[Start Available records]
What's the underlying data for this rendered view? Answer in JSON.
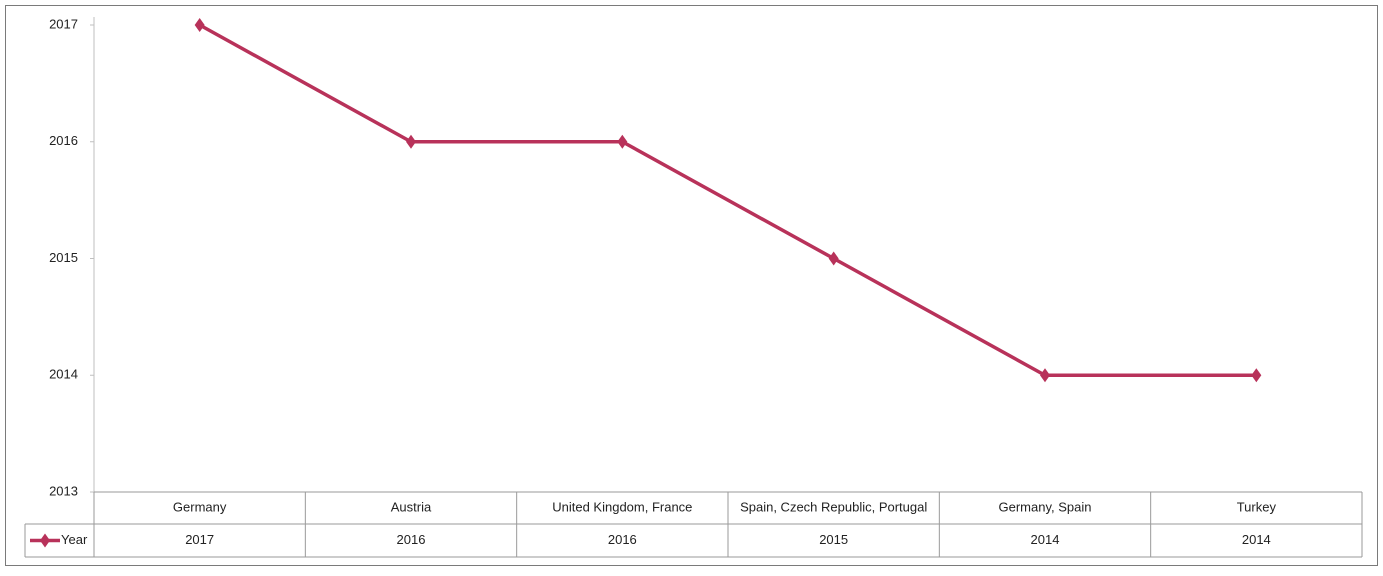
{
  "chart_data": {
    "type": "line",
    "categories": [
      "Germany",
      "Austria",
      "United Kingdom, France",
      "Spain, Czech Republic, Portugal",
      "Germany, Spain",
      "Turkey"
    ],
    "series": [
      {
        "name": "Year",
        "color": "#b8325a",
        "values": [
          2017,
          2016,
          2016,
          2015,
          2014,
          2014
        ]
      }
    ],
    "ylim": [
      2013,
      2017
    ],
    "yticks": [
      2013,
      2014,
      2015,
      2016,
      2017
    ],
    "grid": false
  }
}
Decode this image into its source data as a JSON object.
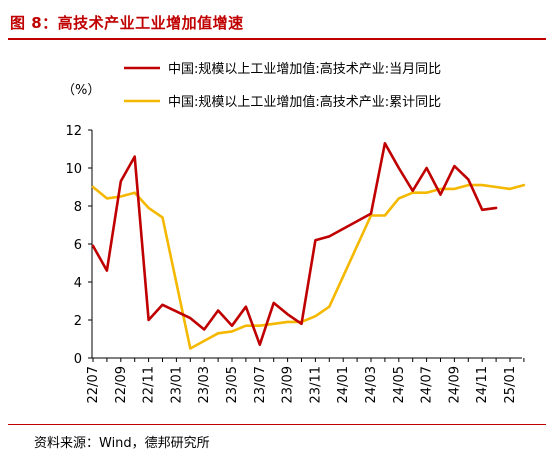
{
  "header": {
    "title": "图 8：高技术产业工业增加值增速"
  },
  "footer": {
    "source": "资料来源：Wind，德邦研究所"
  },
  "chart_data": {
    "type": "line",
    "title": "",
    "unit_label": "（%）",
    "xlabel": "",
    "ylabel": "",
    "ylim": [
      0,
      12
    ],
    "yticks": [
      0,
      2,
      4,
      6,
      8,
      10,
      12
    ],
    "grid": false,
    "legend_position": "top-right",
    "x": [
      "22/07",
      "22/08",
      "22/09",
      "22/10",
      "22/11",
      "22/12",
      "23/01",
      "23/02",
      "23/03",
      "23/04",
      "23/05",
      "23/06",
      "23/07",
      "23/08",
      "23/09",
      "23/10",
      "23/11",
      "23/12",
      "24/01",
      "24/02",
      "24/03",
      "24/04",
      "24/05",
      "24/06",
      "24/07",
      "24/08",
      "24/09",
      "24/10",
      "24/11",
      "24/12",
      "25/01",
      "25/02"
    ],
    "xtick_labels": [
      "22/07",
      "22/09",
      "22/11",
      "23/01",
      "23/03",
      "23/05",
      "23/07",
      "23/09",
      "23/11",
      "24/01",
      "24/03",
      "24/05",
      "24/07",
      "24/09",
      "24/11",
      "25/01"
    ],
    "series": [
      {
        "name": "中国:规模以上工业增加值:高技术产业:当月同比",
        "color": "#c00000",
        "values": [
          5.9,
          4.6,
          9.3,
          10.6,
          2.0,
          2.8,
          null,
          2.1,
          1.5,
          2.5,
          1.7,
          2.7,
          0.7,
          2.9,
          2.3,
          1.8,
          6.2,
          6.4,
          null,
          null,
          7.6,
          11.3,
          10.0,
          8.8,
          10.0,
          8.6,
          10.1,
          9.4,
          7.8,
          7.9,
          null,
          null
        ]
      },
      {
        "name": "中国:规模以上工业增加值:高技术产业:累计同比",
        "color": "#f5b800",
        "values": [
          9.0,
          8.4,
          8.5,
          8.7,
          7.9,
          7.4,
          null,
          0.5,
          0.9,
          1.3,
          1.4,
          1.7,
          1.7,
          1.8,
          1.9,
          1.9,
          2.2,
          2.7,
          null,
          null,
          7.5,
          7.5,
          8.4,
          8.7,
          8.7,
          8.9,
          8.9,
          9.1,
          9.1,
          9.0,
          8.9,
          9.1
        ]
      }
    ]
  }
}
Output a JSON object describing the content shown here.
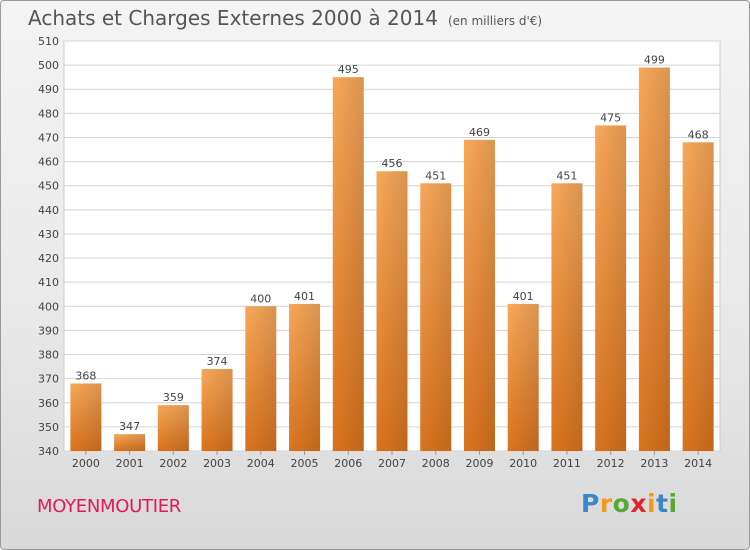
{
  "title": "Achats et Charges Externes 2000 à 2014",
  "unit_label": "(en milliers d'€)",
  "city": "MOYENMOUTIER",
  "logo": "Proxiti",
  "colors": {
    "bar_light": "#f7a457",
    "bar_dark": "#d9741f",
    "title": "#555555",
    "city": "#e0195a"
  },
  "chart_data": {
    "type": "bar",
    "title": "Achats et Charges Externes 2000 à 2014",
    "categories": [
      "2000",
      "2001",
      "2002",
      "2003",
      "2004",
      "2005",
      "2006",
      "2007",
      "2008",
      "2009",
      "2010",
      "2011",
      "2012",
      "2013",
      "2014"
    ],
    "values": [
      368,
      347,
      359,
      374,
      400,
      401,
      495,
      456,
      451,
      469,
      401,
      451,
      475,
      499,
      468
    ],
    "ylim": [
      340,
      510
    ],
    "yticks": [
      340,
      350,
      360,
      370,
      380,
      390,
      400,
      410,
      420,
      430,
      440,
      450,
      460,
      470,
      480,
      490,
      500,
      510
    ],
    "grid": true,
    "xlabel": "",
    "ylabel": ""
  }
}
[End Available records]
What you should do>
What is the number of lines above that contain "Achats"? Answer with that number only.

Correct answer>
2